◆ Text segment:
● ● ● ●

The Pentagon on Saturday announced it would pause a plan to vaccinate Guantanamo Bay detainees, after backlash from Americans unable to get the coronavirus vaccine.
Pentagon Chief Spokesman John Kirby tweeted “No Guantanamo detainees have been vaccinated. We’re pausing the plan to move forward, as we review force protection protocols. We remain committed to our obligations to keep our troops safe.”
The New York Times‘ Carol Rosenberg first reported that the Pentagon planned to offer detainees the vaccine, before millions of Americans would be eligible to receive it.
The plan sparked outrage from Republican lawmakers, as well as 9/11-first responders. The detention facility holds some of the alleged plotters of the 9/11 attacks, such as Khalid Sheikh Mohammed. Tom Von Essen, who served as New York City Fire Commissioner during 9/11 and lost 343 firefighters that day, told the New York Post:
You can’t make this up. The ridiculousness of what we get from our government. They will run the vaccine down to those lowlifes at Guantanamo Bay before every resident of the United States of America gets it is the theater of the absurd. … It’s f—ing nuts.
Rep. Nicole Malliotakis (R-NY) tweeted about Mohammed: “He should be getting the death penalty, not the vaccine! This is insulting to all Americans waiting for the vaccine, particularly sick 9/11 first responders & recovery workers who can’t get vaccine and those in my district who lost hundreds of loved ones.”
House Minority Leader Kevin McCarthy (R-CA) tweeted before the Pentagon paused the plan. “President Biden told us he would have a plan to defeat the virus on day 1,” McCarthy wrote. “He just never told us that it would be to give the vaccine to terrorists before most Americans.”
After the pause’s announcement, he tweeted: “Good.”
According to the Times, senior defense official Terry Adirim signed a memo authorizing the vaccination of the detainees as early as this week.
Last week, the Pentagon’s top coronavirus adviser Max Rose briefed the media, but did not mention the plans to vaccinate detainees.
Joint Staff Surgeon Air Force Brig. Gen. Paul Friedrichs, who briefed alongside Rose, said not everyone in the Pentagon’s first priority group of frontline workers had been vaccinated yet.
“We began vaccinations at select sites in December of last year and have now vaccinated almost everyone who requested vaccines in our very first group. Those are the frontline workers, police, EMS, those caring for patients or military personnel with COVID [coronavirus],” he said Thursday.
Fredrichs said the next group to be vaccinated would be those over 75, personnel preparing to deploy, personnel with strategic or national security roles, and key frontline workers such as teachers, support staff, child and youth services.
He warned that it would be “months” before Pentagon personnel would be vaccinated.
“I want to be clear that as you’ve seen across the country and as many leaders have said, this is going to be months. This is not weeks, so I don’t want to create a perception in anyone’s mind that everyone is going to be vaccinated in the next few weeks here. This is a very deliberate process based on the supply of vaccine as it comes through,” he said.

● ● ● ●

◆ Required action A:
Reproduce the Guantanamo vaccine article word for word, covering everything from "Joint Staff Surgeon" down to "he said Thursday.".
◆ Required action B:
Decide whether each statement agrees with the Guantanamo vaccine article, and support each yes or no with the deciding words from the article: (i) Kirby stated that some Guantanamo detainees had already received the vaccine. (ii) Tom Von Essen lost 343 firefighters on 9/11. (iii) Max Rose mentioned the detainee vaccination plans when he briefed the media.
◆ Required action C:
According to the Guantanamo vaccine article, which groups did Friedrichs name as next in line for vaccination? List all of them.
The data that comes next is taken from a different source than the Guantanamo vaccine article.

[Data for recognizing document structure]
● ● ● ●

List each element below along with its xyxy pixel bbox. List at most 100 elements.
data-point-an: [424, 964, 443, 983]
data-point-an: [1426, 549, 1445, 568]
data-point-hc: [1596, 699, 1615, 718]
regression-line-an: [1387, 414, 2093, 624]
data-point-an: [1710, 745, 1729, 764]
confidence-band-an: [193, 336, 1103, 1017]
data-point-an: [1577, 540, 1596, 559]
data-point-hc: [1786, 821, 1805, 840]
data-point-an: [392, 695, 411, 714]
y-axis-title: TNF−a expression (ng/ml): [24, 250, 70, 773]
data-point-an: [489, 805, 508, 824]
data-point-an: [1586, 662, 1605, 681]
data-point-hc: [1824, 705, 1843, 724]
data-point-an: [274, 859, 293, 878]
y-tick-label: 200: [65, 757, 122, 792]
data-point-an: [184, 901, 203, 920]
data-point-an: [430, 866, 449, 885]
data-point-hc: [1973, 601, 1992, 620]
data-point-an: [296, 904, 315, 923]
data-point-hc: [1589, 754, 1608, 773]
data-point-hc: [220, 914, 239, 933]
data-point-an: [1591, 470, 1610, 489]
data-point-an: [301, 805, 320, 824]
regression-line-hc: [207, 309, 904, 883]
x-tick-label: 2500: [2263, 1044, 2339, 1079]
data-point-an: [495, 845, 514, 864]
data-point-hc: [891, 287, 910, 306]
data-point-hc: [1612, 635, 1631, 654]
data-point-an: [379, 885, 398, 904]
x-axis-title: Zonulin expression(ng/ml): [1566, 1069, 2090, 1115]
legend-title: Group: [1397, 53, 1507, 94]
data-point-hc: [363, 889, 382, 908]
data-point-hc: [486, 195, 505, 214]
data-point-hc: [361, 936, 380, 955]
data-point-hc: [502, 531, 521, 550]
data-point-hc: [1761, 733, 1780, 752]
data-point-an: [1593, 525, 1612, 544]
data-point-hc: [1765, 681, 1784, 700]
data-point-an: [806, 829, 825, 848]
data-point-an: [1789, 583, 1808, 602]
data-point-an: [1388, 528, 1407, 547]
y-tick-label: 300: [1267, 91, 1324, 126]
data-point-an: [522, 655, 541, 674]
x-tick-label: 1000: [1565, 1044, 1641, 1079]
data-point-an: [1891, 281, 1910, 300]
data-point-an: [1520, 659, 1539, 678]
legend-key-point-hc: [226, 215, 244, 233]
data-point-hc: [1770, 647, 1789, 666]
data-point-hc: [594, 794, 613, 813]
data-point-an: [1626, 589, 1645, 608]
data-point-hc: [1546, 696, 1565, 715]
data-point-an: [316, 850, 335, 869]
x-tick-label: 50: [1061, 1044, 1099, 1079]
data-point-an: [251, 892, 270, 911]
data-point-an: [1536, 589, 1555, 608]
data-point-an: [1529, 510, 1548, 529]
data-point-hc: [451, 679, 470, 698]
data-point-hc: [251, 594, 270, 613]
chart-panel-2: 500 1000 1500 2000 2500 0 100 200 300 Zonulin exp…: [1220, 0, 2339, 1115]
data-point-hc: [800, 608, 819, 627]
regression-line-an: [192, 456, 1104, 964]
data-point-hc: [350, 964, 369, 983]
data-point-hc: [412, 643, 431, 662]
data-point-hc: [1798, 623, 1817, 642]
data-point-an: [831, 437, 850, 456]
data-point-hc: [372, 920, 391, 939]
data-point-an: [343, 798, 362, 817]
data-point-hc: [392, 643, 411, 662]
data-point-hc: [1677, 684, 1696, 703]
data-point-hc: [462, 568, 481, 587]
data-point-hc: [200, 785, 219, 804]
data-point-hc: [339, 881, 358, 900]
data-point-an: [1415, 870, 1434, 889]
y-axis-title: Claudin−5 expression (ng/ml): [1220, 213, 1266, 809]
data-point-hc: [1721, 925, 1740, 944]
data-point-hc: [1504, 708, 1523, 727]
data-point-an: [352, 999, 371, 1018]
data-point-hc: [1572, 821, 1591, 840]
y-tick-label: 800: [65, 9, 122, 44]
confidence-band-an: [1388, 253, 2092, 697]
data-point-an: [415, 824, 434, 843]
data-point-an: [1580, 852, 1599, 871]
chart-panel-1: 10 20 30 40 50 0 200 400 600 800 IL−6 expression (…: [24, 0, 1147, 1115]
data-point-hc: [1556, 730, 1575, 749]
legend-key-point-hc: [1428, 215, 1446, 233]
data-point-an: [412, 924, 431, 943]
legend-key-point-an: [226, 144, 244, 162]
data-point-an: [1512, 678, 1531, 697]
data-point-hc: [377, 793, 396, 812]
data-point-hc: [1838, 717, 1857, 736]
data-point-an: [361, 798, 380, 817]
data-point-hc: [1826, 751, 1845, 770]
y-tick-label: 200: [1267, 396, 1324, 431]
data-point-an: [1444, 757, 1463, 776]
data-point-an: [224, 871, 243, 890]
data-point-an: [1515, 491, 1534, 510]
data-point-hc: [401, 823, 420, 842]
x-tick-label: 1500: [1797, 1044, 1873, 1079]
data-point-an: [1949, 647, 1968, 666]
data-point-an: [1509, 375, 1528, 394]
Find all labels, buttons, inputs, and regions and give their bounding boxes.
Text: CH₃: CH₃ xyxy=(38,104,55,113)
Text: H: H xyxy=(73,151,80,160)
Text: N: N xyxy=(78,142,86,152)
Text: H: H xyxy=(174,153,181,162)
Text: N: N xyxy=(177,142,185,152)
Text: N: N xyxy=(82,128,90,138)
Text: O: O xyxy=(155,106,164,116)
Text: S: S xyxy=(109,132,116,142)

● ● ● ●

◆ Task output A:
Joint Staff Surgeon Air Force Brig. Gen. Paul Friedrichs, who briefed alongside Rose, said not everyone in the Pentagon’s first priority group of frontline workers had been vaccinated yet.
“We began vaccinations at select sites in December of last year and have now vaccinated almost everyone who requested vaccines in our very first group. Those are the frontline workers, police, EMS, those caring for patients or military personnel with COVID [coronavirus],” he said Thursday.

◆ Task output B:
(i) No: "No Guantanamo detainees have been vaccinated."
(ii) Yes: "lost 343 firefighters that day"
(iii) No: "did not mention the plans to vaccinate detainees"

◆ Task output C:
- those over 75
- personnel preparing to deploy
- personnel with strategic or national security roles
- key frontline workers such as teachers, support staff, child and youth services